Extract, unchanged, every line from the start of the lines below down to the line containing "- y-tick-label: 100: [32, 154, 57, 171]", including that line.

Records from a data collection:
-- BEGIN --

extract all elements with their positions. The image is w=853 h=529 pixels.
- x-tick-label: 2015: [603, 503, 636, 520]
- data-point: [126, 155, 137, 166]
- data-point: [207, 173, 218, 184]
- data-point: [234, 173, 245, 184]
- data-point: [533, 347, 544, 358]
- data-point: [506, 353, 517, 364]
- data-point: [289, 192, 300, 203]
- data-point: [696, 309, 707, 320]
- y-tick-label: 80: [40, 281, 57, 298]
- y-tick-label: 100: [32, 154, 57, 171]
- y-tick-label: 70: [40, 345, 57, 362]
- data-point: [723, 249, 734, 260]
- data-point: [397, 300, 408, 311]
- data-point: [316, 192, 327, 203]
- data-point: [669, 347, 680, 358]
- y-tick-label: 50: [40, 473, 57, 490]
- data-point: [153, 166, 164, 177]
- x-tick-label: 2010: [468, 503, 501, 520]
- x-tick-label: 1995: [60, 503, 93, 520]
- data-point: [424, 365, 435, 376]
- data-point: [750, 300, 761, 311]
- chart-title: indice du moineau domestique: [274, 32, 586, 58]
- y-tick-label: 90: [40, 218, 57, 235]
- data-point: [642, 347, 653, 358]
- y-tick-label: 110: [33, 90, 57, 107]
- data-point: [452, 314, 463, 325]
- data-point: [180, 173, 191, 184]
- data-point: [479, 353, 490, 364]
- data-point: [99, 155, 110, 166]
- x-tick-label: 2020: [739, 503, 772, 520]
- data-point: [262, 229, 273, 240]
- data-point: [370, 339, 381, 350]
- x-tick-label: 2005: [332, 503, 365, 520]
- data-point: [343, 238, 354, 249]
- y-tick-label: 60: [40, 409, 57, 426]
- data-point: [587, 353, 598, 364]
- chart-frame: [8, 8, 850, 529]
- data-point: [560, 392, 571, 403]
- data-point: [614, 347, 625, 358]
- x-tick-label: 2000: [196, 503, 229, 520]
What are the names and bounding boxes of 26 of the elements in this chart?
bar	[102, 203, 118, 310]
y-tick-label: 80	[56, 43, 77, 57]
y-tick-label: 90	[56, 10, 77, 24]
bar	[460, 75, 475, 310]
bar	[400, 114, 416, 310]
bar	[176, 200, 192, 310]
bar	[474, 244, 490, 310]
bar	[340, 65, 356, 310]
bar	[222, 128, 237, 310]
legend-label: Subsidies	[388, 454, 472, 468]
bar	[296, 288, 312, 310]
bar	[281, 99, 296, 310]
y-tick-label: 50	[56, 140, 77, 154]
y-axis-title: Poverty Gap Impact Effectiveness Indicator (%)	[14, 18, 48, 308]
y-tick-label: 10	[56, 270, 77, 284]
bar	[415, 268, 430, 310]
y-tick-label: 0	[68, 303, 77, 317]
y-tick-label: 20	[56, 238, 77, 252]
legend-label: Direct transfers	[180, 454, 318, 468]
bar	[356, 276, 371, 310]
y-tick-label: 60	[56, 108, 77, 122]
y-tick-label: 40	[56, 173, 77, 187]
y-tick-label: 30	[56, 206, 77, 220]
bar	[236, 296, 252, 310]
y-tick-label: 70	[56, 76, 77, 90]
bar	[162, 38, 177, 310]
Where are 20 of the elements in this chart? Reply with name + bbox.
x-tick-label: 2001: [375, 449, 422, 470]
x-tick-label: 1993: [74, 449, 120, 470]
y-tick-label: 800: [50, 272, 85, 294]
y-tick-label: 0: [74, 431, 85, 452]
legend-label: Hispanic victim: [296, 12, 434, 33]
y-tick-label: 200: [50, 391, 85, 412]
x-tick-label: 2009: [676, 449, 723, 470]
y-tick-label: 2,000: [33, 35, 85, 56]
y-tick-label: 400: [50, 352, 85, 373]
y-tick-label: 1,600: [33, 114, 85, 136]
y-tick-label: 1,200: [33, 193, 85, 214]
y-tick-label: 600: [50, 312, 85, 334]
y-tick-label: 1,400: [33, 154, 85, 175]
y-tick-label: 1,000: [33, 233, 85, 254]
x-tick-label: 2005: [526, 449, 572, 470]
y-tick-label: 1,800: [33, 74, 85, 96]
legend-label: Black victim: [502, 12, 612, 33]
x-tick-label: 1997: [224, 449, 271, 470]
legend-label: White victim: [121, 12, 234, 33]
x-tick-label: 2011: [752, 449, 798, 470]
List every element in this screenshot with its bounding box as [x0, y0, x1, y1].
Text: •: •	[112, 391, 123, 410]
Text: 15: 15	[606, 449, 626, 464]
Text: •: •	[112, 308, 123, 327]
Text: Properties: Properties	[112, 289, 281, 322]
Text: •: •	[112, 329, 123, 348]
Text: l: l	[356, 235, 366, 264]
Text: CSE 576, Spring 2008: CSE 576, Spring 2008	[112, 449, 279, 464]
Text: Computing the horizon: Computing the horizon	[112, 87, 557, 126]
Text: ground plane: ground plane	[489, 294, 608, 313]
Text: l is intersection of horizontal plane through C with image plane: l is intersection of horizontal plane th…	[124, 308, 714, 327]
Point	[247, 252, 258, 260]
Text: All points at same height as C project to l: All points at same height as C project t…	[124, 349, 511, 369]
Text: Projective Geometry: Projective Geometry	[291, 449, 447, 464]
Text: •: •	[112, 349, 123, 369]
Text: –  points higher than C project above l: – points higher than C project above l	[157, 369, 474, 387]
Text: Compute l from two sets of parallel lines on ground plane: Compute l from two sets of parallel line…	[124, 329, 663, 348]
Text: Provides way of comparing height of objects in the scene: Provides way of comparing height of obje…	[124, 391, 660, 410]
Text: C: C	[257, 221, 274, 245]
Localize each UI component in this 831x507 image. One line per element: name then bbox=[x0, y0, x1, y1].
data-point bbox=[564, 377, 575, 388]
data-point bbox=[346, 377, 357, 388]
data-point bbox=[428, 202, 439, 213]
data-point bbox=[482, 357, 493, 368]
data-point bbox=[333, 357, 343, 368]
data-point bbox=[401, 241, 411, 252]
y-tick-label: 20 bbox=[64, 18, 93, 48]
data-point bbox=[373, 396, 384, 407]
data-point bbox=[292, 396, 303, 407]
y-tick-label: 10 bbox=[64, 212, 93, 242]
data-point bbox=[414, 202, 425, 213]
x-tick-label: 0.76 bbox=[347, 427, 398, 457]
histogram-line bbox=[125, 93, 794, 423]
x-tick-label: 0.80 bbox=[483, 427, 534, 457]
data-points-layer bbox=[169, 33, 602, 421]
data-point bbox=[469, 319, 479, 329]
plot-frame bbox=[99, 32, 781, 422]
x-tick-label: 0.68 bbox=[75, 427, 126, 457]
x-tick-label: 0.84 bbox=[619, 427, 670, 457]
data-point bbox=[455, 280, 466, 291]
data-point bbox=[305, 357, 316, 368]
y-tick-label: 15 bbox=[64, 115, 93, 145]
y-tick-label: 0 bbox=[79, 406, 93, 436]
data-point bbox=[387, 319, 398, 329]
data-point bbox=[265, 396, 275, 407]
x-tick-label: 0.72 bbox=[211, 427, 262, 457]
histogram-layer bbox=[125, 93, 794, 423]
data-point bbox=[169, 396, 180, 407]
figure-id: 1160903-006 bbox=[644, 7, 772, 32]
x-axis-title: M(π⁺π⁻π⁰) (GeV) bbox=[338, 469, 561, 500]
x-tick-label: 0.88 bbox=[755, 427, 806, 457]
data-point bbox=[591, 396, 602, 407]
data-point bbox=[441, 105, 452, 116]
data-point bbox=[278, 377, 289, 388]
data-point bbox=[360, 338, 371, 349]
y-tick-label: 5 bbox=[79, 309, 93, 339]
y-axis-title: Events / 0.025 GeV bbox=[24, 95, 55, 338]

-- END --

Answer to the task:
extract all elements with their positions. The image is w=853 h=529 pixels.
- x-tick-label: 2015: [603, 503, 636, 520]
- data-point: [126, 155, 137, 166]
- data-point: [207, 173, 218, 184]
- data-point: [234, 173, 245, 184]
- data-point: [533, 347, 544, 358]
- data-point: [506, 353, 517, 364]
- data-point: [289, 192, 300, 203]
- data-point: [696, 309, 707, 320]
- y-tick-label: 80: [40, 281, 57, 298]
- y-tick-label: 100: [32, 154, 57, 171]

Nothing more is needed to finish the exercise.